**DATA PROVIDED:**
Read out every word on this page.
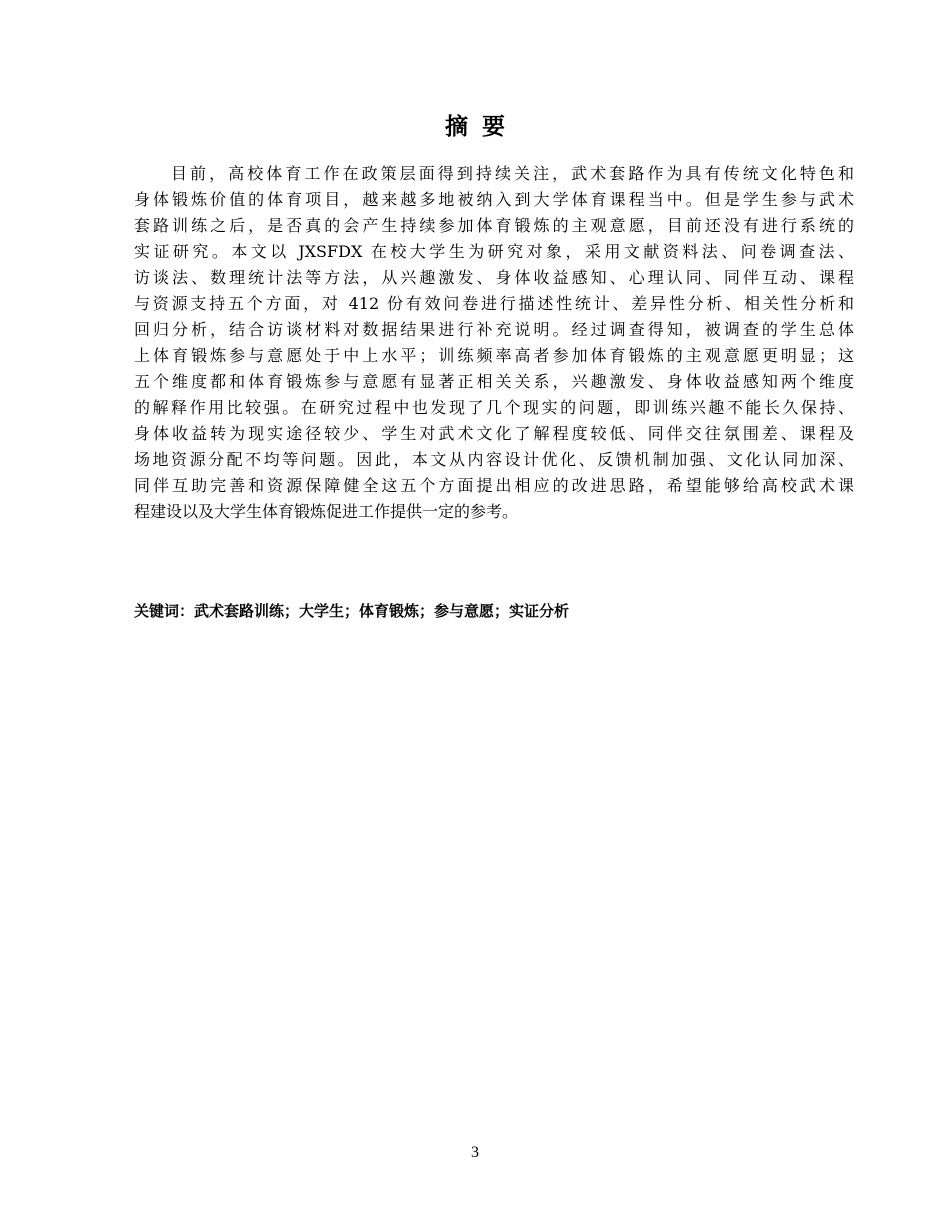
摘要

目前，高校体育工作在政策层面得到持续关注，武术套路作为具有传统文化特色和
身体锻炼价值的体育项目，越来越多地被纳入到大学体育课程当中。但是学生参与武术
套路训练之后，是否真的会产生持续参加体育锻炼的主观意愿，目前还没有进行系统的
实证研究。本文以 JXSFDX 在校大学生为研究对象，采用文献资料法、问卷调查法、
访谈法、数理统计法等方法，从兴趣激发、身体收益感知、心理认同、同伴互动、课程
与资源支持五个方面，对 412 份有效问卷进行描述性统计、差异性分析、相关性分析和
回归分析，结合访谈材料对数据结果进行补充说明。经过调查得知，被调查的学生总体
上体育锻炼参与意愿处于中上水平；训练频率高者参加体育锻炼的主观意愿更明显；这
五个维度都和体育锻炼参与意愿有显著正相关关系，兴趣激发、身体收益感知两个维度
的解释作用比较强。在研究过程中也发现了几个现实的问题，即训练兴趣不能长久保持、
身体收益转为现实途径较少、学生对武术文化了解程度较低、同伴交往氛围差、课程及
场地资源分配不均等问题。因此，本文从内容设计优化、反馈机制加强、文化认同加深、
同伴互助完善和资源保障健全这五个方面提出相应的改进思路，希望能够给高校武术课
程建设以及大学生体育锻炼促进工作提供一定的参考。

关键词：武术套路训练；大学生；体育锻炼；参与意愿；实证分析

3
--
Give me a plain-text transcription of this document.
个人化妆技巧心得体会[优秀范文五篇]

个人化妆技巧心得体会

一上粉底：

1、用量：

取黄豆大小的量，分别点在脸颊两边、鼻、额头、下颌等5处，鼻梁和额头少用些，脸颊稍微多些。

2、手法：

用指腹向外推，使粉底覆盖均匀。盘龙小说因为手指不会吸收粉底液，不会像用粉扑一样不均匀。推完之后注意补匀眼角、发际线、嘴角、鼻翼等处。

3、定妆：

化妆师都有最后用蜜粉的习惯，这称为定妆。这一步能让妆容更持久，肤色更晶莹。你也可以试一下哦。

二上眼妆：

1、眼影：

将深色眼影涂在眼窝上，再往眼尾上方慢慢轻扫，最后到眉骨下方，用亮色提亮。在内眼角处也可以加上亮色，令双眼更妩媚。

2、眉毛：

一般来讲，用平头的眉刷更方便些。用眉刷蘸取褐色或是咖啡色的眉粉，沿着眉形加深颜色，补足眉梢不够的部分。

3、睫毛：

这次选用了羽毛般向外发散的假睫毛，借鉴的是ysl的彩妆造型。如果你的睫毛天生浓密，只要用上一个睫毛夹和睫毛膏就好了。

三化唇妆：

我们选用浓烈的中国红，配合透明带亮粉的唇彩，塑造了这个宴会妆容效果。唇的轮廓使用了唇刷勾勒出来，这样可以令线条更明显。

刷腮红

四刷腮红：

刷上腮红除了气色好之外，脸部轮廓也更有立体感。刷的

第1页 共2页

**THE REQUEST:**
Return only the number of lines in the preceding records that contain the string "this".

**SOLUTION:**
2